TAREFA PROPOSTA A: Diga se cada afirmação a seguir está de acordo com o texto sobre a renúncia de Bento 16, respondendo sim ou não e citando literalmente as palavras do texto que decidem a questão: (i) Bento 16 anunciou sua renúncia em 11 de fevereiro; (ii) Paolo Gabriele ficou preso por seis meses; (iii) Castel Gandolfo fica a 25 quilômetros ao norte de Roma.

============================================================

Crédito, Franco Origlia/Getty Images

Legenda da foto,

A inesperada notícia da renúncia do papa Bento 16 pegou todos de surpresa e chocou muitos católicos

No mês seguinte, entretanto, veio uma notícia que o mundo católico não recebia desde 1415: o papa decidira renunciar. Em 11 de fevereiro, Bento 16 anunciou que abandonaria o posto de chefe da Igreja no final daquele mês – medida inédita desde que Gregório 12 deixou o trono de São Pedro seis séculos antes. As razões alegadas pelo pontífice alemão foram, basicamente, sua saúde frágil. Não que ele estivesse doente ou tivesse poucos anos de vida – no final de 2020, ele continuava vivo e ativo. Em 2013, sua energia não parecia ser um empecilho para suas missas, sermões ou encontros com convidados ilustres. Talvez não mais fosse, porém, suficiente para o grau de intrigas e disputas internas que parecia existir na cúpula do Vaticano.

Em maio de 2012, as autoridades do pequeno Estado prenderam o mordomo de Bento 16, Paolo Gabriele, acusado de vazar documentos num escândalo que ficou conhecido como Vatileaks. Gabriele, que ficou preso por três meses, buscava denunciar supostos casos de corrupção dento da Cúria, e o episódio foi um exemplo do tipo de problema que cercava o pontífice. O conservador Bento 16 assumira o comando da Igreja em 2005, após a morte de João Paulo Segundo, num período de grande divisão no Vaticano, abalado pelos sucessivos escândalos de abusos sexuais por padres e bispos católicos ao redor do mundo. Oito anos depois, Joseph Ratzinger parecia não se considerar mais a pessoa a gerenciar tais desafios internos. Acreditava ter cumprido sua missão.

A surpreendente escolha

Após a chocante notícia da renúncia papal ter sido digerida pela comunidade católica, a cúpula da Igreja começou a debater o nome de seu substituto, em meio a muita especulação. Em primeiro lugar, o Vaticano se via na inusitada situação de escolher um novo pontífice quando o anterior ainda estava entre eles. Muitos questionavam se Bento 16 – nome mantido por Ratzinger após a renúncia, com o título de “papa emérito” – teria alguma influência no trabalho do novo pontífice. Entrevistado pela BBC logo depois da renúncia, o irmão do papa fez questão de afastar essa possibilidade. “Naquilo que precisarem dele, ele estará disponível, mas ele não vai querer interferir nos assuntos do seu sucessor.”

Crédito, Guido MARZILLA/Getty Images

Legenda da foto,

Bento 16 escolheu como e quando deixar o comando da Igreja e despediu-se dos fieis em Castel Gandolfo

No dia 28 de fevereiro, Bento 16 despediu-se e abandonou o posto. Num encontro com os cardeais, dirigiu-se ao grupo prometendo obedecer ao novo chefe da Igreja. “Entre vocês, no Colégio dos Cardeais, está o futuro papa, a quem eu já prometo hoje a minha incondicional reverência e obediência.” Mais tarde, ele apareceu a um grupo de fiéis, na sacada do Palácio Papal de Castel Gandolfo, cidade a 25 quilômetros ao sul de Roma. Às 20h daquele dia, seu papado chegou ao fim.

============================================================

TAREFA PROPOSTA B: Transcreva sem nenhuma alteração o trecho das entradas que vai do início delas até a linha que contém "tile-2: 2 [244, 68, 322, 146]", com as duas extremidades incluídas.

Dados de localização dos elementos

============================================================

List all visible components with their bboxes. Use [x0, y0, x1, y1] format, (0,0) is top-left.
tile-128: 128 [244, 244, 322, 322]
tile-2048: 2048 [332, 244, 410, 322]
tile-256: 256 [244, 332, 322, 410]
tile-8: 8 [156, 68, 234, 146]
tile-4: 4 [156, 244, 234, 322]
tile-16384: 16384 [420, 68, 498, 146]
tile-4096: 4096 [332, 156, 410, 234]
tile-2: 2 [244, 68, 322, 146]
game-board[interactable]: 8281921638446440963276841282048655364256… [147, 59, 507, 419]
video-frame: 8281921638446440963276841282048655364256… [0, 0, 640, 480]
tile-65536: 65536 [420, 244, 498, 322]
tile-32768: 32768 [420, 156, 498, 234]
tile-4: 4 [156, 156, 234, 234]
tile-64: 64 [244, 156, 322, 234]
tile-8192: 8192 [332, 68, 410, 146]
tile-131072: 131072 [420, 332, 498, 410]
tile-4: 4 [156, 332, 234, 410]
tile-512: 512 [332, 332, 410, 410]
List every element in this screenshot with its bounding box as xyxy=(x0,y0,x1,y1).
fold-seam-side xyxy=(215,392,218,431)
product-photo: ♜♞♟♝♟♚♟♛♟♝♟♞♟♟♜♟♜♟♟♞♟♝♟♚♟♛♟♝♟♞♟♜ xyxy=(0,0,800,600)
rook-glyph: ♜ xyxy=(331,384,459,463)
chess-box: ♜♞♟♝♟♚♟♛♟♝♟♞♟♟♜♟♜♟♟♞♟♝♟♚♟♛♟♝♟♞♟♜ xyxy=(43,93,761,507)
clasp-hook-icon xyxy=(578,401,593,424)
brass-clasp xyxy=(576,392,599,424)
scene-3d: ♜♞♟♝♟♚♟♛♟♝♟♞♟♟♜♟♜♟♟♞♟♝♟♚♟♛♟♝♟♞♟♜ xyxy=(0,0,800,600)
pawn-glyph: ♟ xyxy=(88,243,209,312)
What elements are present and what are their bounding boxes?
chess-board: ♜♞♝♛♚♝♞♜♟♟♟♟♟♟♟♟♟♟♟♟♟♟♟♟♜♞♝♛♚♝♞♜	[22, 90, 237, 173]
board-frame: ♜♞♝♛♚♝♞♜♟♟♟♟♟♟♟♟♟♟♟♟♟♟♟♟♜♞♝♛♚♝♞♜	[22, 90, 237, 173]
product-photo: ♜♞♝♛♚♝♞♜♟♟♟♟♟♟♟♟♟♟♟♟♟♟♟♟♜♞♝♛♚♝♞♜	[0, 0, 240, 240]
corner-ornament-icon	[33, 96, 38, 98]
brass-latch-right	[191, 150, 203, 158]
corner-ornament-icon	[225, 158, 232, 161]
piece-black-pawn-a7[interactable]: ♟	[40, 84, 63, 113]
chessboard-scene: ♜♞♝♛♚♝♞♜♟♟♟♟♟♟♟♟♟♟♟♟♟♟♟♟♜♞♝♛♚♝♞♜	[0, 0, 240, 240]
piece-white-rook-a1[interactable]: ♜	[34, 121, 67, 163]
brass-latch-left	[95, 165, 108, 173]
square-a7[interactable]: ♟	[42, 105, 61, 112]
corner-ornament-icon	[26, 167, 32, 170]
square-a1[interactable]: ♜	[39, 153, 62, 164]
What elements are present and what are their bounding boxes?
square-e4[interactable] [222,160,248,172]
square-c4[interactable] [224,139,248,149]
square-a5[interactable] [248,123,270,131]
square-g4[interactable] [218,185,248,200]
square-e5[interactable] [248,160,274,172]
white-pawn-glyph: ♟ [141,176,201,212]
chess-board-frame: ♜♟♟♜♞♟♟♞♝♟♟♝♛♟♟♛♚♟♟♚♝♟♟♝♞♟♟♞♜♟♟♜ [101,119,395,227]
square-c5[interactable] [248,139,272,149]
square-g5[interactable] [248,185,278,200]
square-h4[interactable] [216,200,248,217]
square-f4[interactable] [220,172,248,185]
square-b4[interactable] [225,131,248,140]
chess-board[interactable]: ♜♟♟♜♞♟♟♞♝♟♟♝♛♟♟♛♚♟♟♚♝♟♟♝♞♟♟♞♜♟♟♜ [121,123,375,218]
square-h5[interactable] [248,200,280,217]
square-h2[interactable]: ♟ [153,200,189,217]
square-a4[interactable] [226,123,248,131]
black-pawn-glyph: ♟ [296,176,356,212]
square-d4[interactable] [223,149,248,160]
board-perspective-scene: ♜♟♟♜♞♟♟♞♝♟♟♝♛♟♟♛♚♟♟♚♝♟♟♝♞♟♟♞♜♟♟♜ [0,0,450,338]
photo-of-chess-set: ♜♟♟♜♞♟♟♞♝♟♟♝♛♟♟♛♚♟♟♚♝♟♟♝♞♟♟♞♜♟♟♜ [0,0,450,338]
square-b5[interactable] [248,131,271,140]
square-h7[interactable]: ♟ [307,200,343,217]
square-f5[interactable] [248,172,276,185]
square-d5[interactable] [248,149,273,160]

============================================================

RESPOSTA A:
(i) Sim: "Em 11 de fevereiro, Bento 16 anunciou que abandonaria o posto de chefe da Igreja no final daquele mês".
(ii) Não: "Gabriele, que ficou preso por três meses".
(iii) Não: "cidade a 25 quilômetros ao sul de Roma".

RESPOSTA B:
List all visible components with their bboxes. Use [x0, y0, x1, y1] format, (0,0) is top-left.
tile-128: 128 [244, 244, 322, 322]
tile-2048: 2048 [332, 244, 410, 322]
tile-256: 256 [244, 332, 322, 410]
tile-8: 8 [156, 68, 234, 146]
tile-4: 4 [156, 244, 234, 322]
tile-16384: 16384 [420, 68, 498, 146]
tile-4096: 4096 [332, 156, 410, 234]
tile-2: 2 [244, 68, 322, 146]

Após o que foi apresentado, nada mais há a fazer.